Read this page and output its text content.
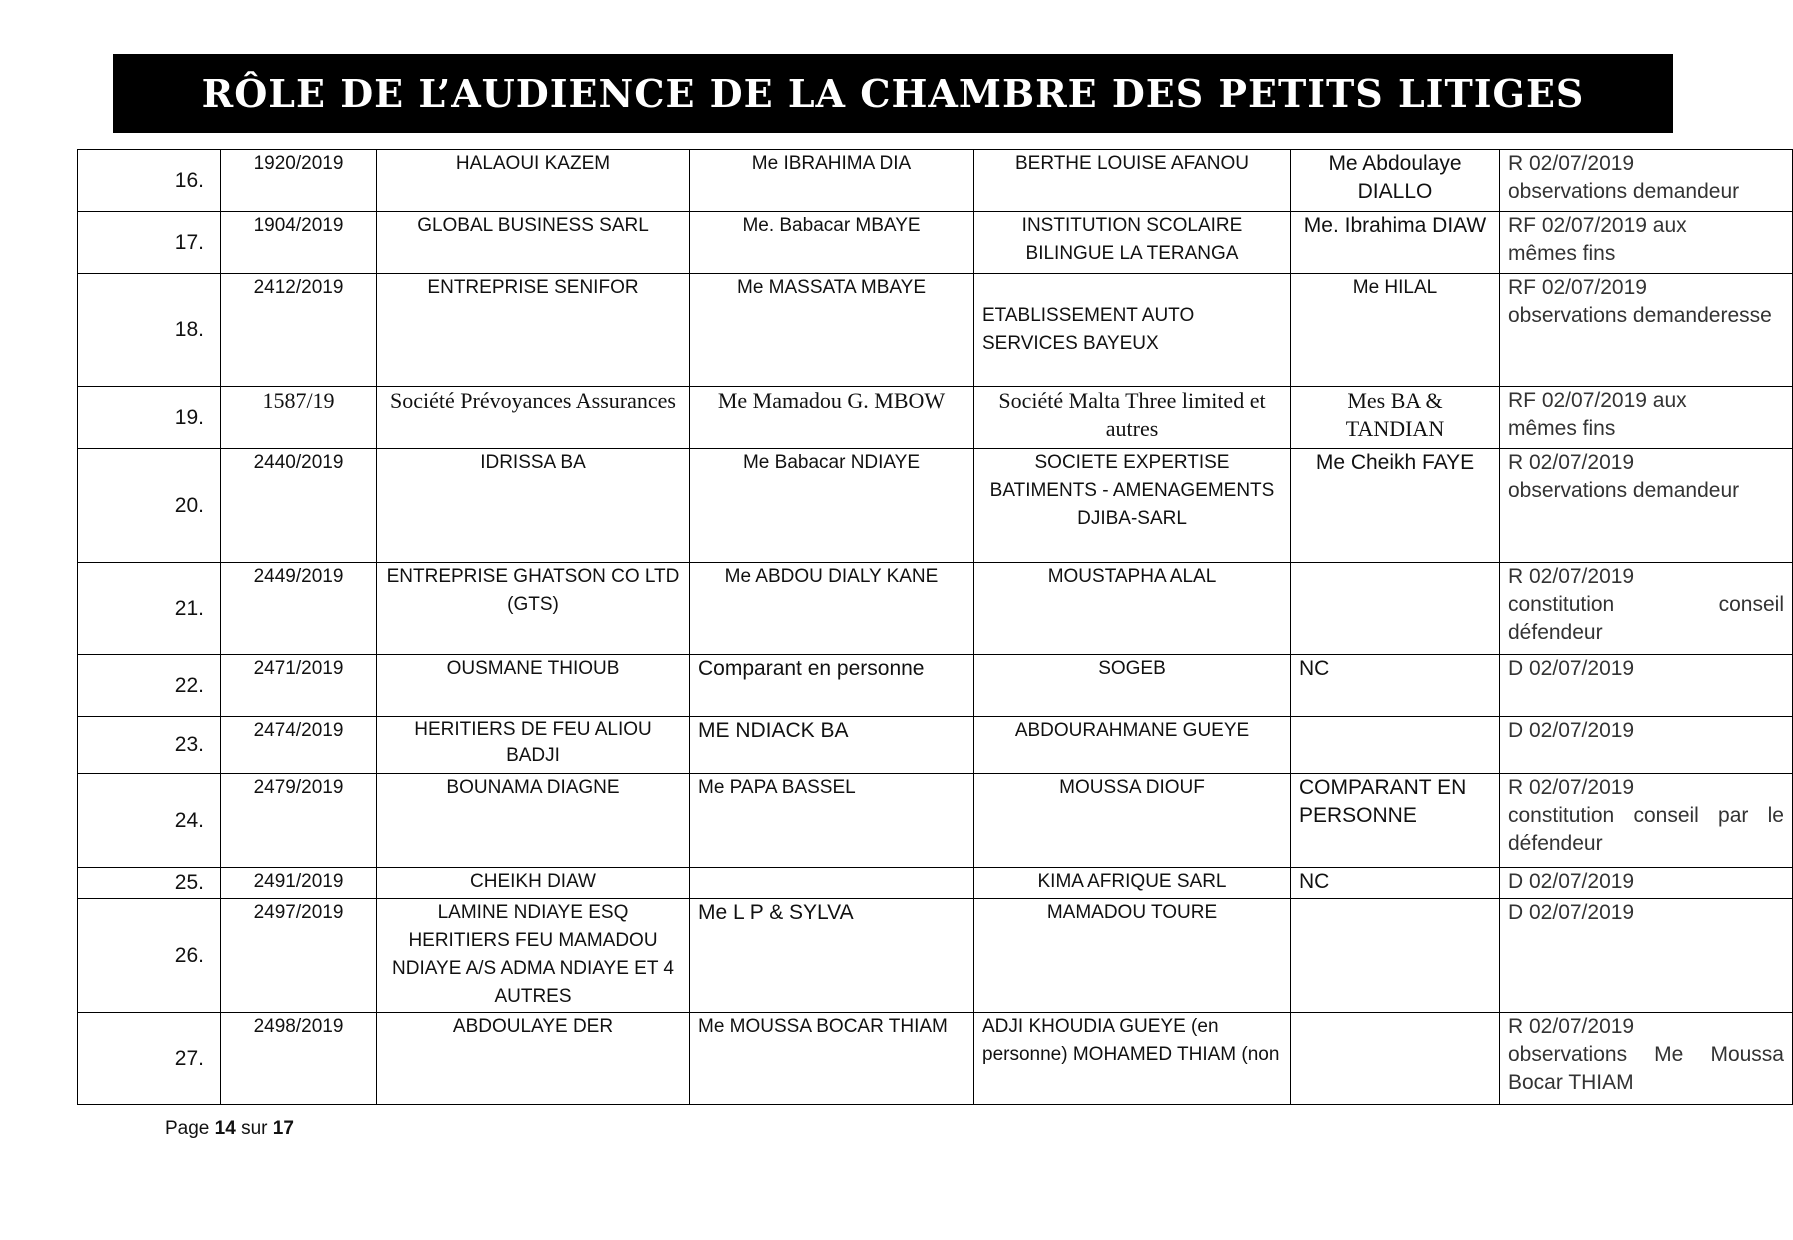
RÔLE DE L’AUDIENCE DE LA CHAMBRE DES PETITS LITIGES
16.	1920/2019	HALAOUI KAZEM	Me IBRAHIMA DIA	BERTHE LOUISE AFANOU	Me Abdoulaye DIALLO	R 02/07/2019
observations demandeur

17.	1904/2019	GLOBAL BUSINESS SARL	Me. Babacar MBAYE	INSTITUTION SCOLAIRE BILINGUE LA TERANGA	Me. Ibrahima DIAW	RF 02/07/2019 aux
mêmes fins

18.	2412/2019	ENTREPRISE SENIFOR	Me MASSATA MBAYE	ETABLISSEMENT AUTO SERVICES BAYEUX	Me HILAL	RF 02/07/2019
observations demanderesse

19.	1587/19	Société Prévoyances Assurances	Me Mamadou G. MBOW	Société Malta Three limited et autres	Mes BA & TANDIAN	RF 02/07/2019 aux
mêmes fins

20.	2440/2019	IDRISSA BA	Me Babacar NDIAYE	SOCIETE EXPERTISE BATIMENTS - AMENAGEMENTS DJIBA-SARL	Me Cheikh FAYE	R 02/07/2019
observations demandeur

21.	2449/2019	ENTREPRISE GHATSON CO LTD (GTS)	Me ABDOU DIALY KANE	MOUSTAPHA ALAL		R 02/07/2019
constitution conseil défendeur

22.	2471/2019	OUSMANE THIOUB	Comparant en personne	SOGEB	NC	D 02/07/2019

23.	2474/2019	HERITIERS DE FEU ALIOU BADJI	ME NDIACK BA	ABDOURAHMANE GUEYE		D 02/07/2019

24.	2479/2019	BOUNAMA DIAGNE	Me PAPA BASSEL	MOUSSA DIOUF	COMPARANT EN PERSONNE	R 02/07/2019
constitution conseil par le défendeur

25.	2491/2019	CHEIKH DIAW		KIMA AFRIQUE SARL	NC	D 02/07/2019

26.	2497/2019	LAMINE NDIAYE ESQ HERITIERS FEU MAMADOU NDIAYE A/S ADMA NDIAYE ET 4 AUTRES	Me L P & SYLVA	MAMADOU TOURE		D 02/07/2019

27.	2498/2019	ABDOULAYE DER	Me MOUSSA BOCAR THIAM	ADJI KHOUDIA GUEYE (en personne) MOHAMED THIAM (non		R 02/07/2019
observations Me Moussa Bocar THIAM
Page 14 sur 17
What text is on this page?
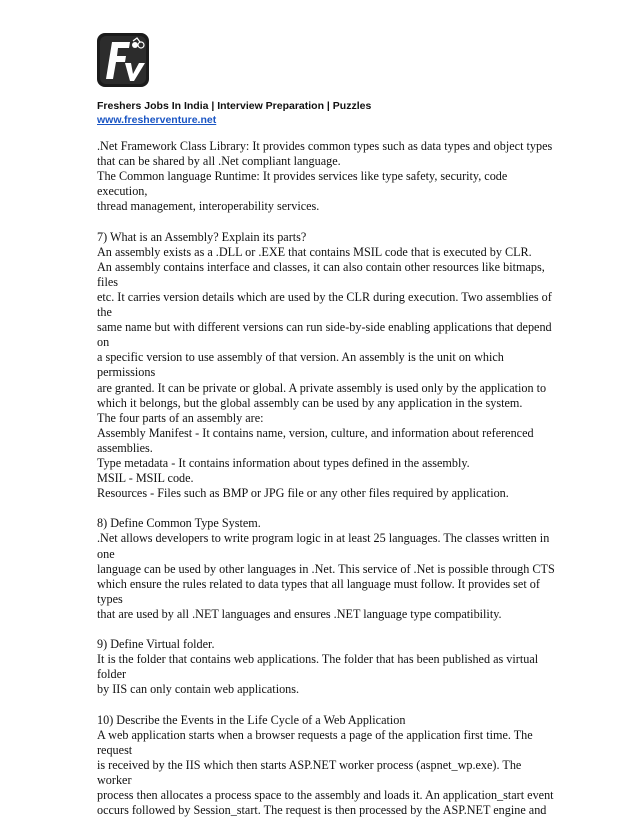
Freshers Jobs In India | Interview Preparation | Puzzles
www.fresherventure.net
.Net Framework Class Library: It provides common types such as data types and object types
that can be shared by all .Net compliant language.
The Common language Runtime: It provides services like type safety, security, code
execution,
thread management, interoperability services.
7) What is an Assembly? Explain its parts?
An assembly exists as a .DLL or .EXE that contains MSIL code that is executed by CLR.
An assembly contains interface and classes, it can also contain other resources like bitmaps,
files
etc. It carries version details which are used by the CLR during execution. Two assemblies of
the
same name but with different versions can run side-by-side enabling applications that depend
on
a specific version to use assembly of that version. An assembly is the unit on which
permissions
are granted. It can be private or global. A private assembly is used only by the application to
which it belongs, but the global assembly can be used by any application in the system.
The four parts of an assembly are:
Assembly Manifest - It contains name, version, culture, and information about referenced
assemblies.
Type metadata - It contains information about types defined in the assembly.
MSIL - MSIL code.
Resources - Files such as BMP or JPG file or any other files required by application.
8) Define Common Type System.
.Net allows developers to write program logic in at least 25 languages. The classes written in
one
language can be used by other languages in .Net. This service of .Net is possible through CTS
which ensure the rules related to data types that all language must follow. It provides set of
types
that are used by all .NET languages and ensures .NET language type compatibility.
9) Define Virtual folder.
It is the folder that contains web applications. The folder that has been published as virtual
folder
by IIS can only contain web applications.
10) Describe the Events in the Life Cycle of a Web Application
A web application starts when a browser requests a page of the application first time. The
request
is received by the IIS which then starts ASP.NET worker process (aspnet_wp.exe). The
worker
process then allocates a process space to the assembly and loads it. An application_start event
occurs followed by Session_start. The request is then processed by the ASP.NET engine and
━━━━━━━━━━
Select all lines with the word "MSIL" from the entries above.

An assembly exists as a .DLL or .EXE that contains MSIL code that is executed by CLR.
MSIL - MSIL code.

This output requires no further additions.